Nothing before the line containing "Type out the text in this image." belongs in the answer; quote that line and all lines after it through the end of the material, word for word.

+---+

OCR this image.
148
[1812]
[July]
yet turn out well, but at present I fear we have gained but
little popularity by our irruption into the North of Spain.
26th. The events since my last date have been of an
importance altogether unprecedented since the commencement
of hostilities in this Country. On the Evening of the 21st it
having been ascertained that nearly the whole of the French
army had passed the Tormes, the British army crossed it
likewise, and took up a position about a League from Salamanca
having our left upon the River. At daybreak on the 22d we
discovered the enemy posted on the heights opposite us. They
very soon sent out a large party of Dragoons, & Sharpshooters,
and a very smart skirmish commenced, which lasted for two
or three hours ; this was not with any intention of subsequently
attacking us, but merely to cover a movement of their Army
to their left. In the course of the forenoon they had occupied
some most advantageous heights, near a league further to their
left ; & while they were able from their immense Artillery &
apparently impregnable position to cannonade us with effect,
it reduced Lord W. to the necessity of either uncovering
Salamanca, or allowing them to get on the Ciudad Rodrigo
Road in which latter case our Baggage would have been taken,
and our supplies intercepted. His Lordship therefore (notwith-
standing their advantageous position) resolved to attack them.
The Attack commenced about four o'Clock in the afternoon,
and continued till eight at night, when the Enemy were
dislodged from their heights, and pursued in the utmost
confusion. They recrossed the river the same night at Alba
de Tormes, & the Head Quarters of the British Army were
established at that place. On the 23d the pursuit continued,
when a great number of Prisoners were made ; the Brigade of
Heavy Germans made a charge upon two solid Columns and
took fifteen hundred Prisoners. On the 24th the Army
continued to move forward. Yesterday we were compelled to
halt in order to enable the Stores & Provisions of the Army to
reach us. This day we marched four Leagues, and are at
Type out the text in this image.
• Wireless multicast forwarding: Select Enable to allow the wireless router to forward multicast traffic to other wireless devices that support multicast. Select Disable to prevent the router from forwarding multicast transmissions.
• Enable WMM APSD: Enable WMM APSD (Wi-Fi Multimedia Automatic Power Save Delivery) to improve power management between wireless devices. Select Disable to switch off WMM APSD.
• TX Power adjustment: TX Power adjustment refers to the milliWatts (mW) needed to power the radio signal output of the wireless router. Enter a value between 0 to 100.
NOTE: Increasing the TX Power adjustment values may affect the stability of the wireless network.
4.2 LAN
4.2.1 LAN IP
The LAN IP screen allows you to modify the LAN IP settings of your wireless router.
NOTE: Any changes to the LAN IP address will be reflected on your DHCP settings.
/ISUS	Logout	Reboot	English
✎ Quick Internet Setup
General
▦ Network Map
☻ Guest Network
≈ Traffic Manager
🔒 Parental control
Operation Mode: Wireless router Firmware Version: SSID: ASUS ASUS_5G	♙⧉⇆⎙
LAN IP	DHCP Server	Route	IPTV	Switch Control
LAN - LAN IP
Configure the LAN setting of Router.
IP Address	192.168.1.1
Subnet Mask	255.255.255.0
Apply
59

+---+

**REPLY TO THE TASK**
Type out the text in this image.
• Wireless multicast forwarding: Select Enable to allow the wireless router to forward multicast traffic to other wireless devices that support multicast. Select Disable to prevent the router from forwarding multicast transmissions.
• Enable WMM APSD: Enable WMM APSD (Wi-Fi Multimedia Automatic Power Save Delivery) to improve power management between wireless devices. Select Disable to switch off WMM APSD.
• TX Power adjustment: TX Power adjustment refers to the milliWatts (mW) needed to power the radio signal output of the wireless router. Enter a value between 0 to 100.
NOTE: Increasing the TX Power adjustment values may affect the stability of the wireless network.
4.2 LAN
4.2.1 LAN IP
The LAN IP screen allows you to modify the LAN IP settings of your wireless router.
NOTE: Any changes to the LAN IP address will be reflected on your DHCP settings.
/ISUS	Logout	Reboot	English
✎ Quick Internet Setup
General
▦ Network Map
☻ Guest Network
≈ Traffic Manager
🔒 Parental control
Operation Mode: Wireless router Firmware Version: SSID: ASUS ASUS_5G	♙⧉⇆⎙
LAN IP	DHCP Server	Route	IPTV	Switch Control
LAN - LAN IP
Configure the LAN setting of Router.
IP Address	192.168.1.1
Subnet Mask	255.255.255.0
Apply
59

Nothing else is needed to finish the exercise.